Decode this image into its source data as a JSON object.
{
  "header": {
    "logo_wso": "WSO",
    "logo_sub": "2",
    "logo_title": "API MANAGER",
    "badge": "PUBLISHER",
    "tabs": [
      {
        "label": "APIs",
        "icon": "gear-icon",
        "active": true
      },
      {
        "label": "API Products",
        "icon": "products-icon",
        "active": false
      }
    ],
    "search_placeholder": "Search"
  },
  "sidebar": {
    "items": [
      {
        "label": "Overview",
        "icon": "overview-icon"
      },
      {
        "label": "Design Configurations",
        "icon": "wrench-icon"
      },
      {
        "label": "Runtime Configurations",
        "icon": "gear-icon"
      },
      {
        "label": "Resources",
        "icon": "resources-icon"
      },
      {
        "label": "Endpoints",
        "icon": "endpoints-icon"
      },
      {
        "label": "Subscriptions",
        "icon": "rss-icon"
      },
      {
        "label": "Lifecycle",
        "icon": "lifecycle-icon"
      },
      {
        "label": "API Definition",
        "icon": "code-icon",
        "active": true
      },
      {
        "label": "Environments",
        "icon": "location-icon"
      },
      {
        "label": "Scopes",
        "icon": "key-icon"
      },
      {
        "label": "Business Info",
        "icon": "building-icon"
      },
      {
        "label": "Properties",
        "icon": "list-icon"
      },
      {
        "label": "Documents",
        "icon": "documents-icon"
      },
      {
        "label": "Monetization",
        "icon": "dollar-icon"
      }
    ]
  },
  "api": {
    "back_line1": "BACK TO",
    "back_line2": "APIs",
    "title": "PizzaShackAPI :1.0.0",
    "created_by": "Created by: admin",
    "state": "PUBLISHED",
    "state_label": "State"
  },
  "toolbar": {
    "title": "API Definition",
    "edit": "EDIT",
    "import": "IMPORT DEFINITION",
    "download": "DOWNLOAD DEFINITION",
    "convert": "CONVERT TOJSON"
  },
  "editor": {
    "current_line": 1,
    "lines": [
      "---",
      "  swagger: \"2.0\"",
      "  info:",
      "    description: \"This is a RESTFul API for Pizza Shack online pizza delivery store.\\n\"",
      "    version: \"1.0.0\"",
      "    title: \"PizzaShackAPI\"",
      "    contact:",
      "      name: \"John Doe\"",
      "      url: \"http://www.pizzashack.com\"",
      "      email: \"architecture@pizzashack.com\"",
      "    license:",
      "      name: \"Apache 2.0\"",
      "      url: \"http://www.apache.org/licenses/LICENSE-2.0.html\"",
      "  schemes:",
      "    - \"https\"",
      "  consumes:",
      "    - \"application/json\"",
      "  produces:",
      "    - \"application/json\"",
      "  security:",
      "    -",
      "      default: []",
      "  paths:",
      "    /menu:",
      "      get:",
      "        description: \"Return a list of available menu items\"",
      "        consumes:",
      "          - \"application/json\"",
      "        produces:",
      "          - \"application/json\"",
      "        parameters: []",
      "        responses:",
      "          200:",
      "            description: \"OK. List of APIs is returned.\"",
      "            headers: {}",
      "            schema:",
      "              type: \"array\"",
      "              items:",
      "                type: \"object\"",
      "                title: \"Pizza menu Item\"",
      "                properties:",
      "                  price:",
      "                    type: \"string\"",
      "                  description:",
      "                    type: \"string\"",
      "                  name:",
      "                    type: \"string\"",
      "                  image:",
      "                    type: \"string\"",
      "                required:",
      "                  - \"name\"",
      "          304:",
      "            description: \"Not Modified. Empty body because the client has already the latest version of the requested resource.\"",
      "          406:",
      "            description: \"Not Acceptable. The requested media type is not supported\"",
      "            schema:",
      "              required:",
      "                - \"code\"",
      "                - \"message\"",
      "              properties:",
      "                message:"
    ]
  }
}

....

Write the material out again in its entirety, exactly as shown.

Decode this image into its source data as a JSON object.
{
  "header": {
    "logo_wso": "WSO",
    "logo_sub": "2",
    "logo_title": "API MANAGER",
    "badge": "PUBLISHER",
    "tabs": [
      {
        "label": "APIs",
        "icon": "gear-icon",
        "active": true
      },
      {
        "label": "API Products",
        "icon": "products-icon",
        "active": false
      }
    ],
    "search_placeholder": "Search"
  },
  "sidebar": {
    "items": [
      {
        "label": "Overview",
        "icon": "overview-icon"
      },
      {
        "label": "Design Configurations",
        "icon": "wrench-icon"
      },
      {
        "label": "Runtime Configurations",
        "icon": "gear-icon"
      },
      {
        "label": "Resources",
        "icon": "resources-icon"
      },
      {
        "label": "Endpoints",
        "icon": "endpoints-icon"
      },
      {
        "label": "Subscriptions",
        "icon": "rss-icon"
      },
      {
        "label": "Lifecycle",
        "icon": "lifecycle-icon"
      },
      {
        "label": "API Definition",
        "icon": "code-icon",
        "active": true
      },
      {
        "label": "Environments",
        "icon": "location-icon"
      },
      {
        "label": "Scopes",
        "icon": "key-icon"
      },
      {
        "label": "Business Info",
        "icon": "building-icon"
      },
      {
        "label": "Properties",
        "icon": "list-icon"
      },
      {
        "label": "Documents",
        "icon": "documents-icon"
      },
      {
        "label": "Monetization",
        "icon": "dollar-icon"
      }
    ]
  },
  "api": {
    "back_line1": "BACK TO",
    "back_line2": "APIs",
    "title": "PizzaShackAPI :1.0.0",
    "created_by": "Created by: admin",
    "state": "PUBLISHED",
    "state_label": "State"
  },
  "toolbar": {
    "title": "API Definition",
    "edit": "EDIT",
    "import": "IMPORT DEFINITION",
    "download": "DOWNLOAD DEFINITION",
    "convert": "CONVERT TOJSON"
  },
  "editor": {
    "current_line": 1,
    "lines": [
      "---",
      "  swagger: \"2.0\"",
      "  info:",
      "    description: \"This is a RESTFul API for Pizza Shack online pizza delivery store.\\n\"",
      "    version: \"1.0.0\"",
      "    title: \"PizzaShackAPI\"",
      "    contact:",
      "      name: \"John Doe\"",
      "      url: \"http://www.pizzashack.com\"",
      "      email: \"architecture@pizzashack.com\"",
      "    license:",
      "      name: \"Apache 2.0\"",
      "      url: \"http://www.apache.org/licenses/LICENSE-2.0.html\"",
      "  schemes:",
      "    - \"https\"",
      "  consumes:",
      "    - \"application/json\"",
      "  produces:",
      "    - \"application/json\"",
      "  security:",
      "    -",
      "      default: []",
      "  paths:",
      "    /menu:",
      "      get:",
      "        description: \"Return a list of available menu items\"",
      "        consumes:",
      "          - \"application/json\"",
      "        produces:",
      "          - \"application/json\"",
      "        parameters: []",
      "        responses:",
      "          200:",
      "            description: \"OK. List of APIs is returned.\"",
      "            headers: {}",
      "            schema:",
      "              type: \"array\"",
      "              items:",
      "                type: \"object\"",
      "                title: \"Pizza menu Item\"",
      "                properties:",
      "                  price:",
      "                    type: \"string\"",
      "                  description:",
      "                    type: \"string\"",
      "                  name:",
      "                    type: \"string\"",
      "                  image:",
      "                    type: \"string\"",
      "                required:",
      "                  - \"name\"",
      "          304:",
      "            description: \"Not Modified. Empty body because the client has already the latest version of the requested resource.\"",
      "          406:",
      "            description: \"Not Acceptable. The requested media type is not supported\"",
      "            schema:",
      "              required:",
      "                - \"code\"",
      "                - \"message\"",
      "              properties:",
      "                message:"
    ]
  }
}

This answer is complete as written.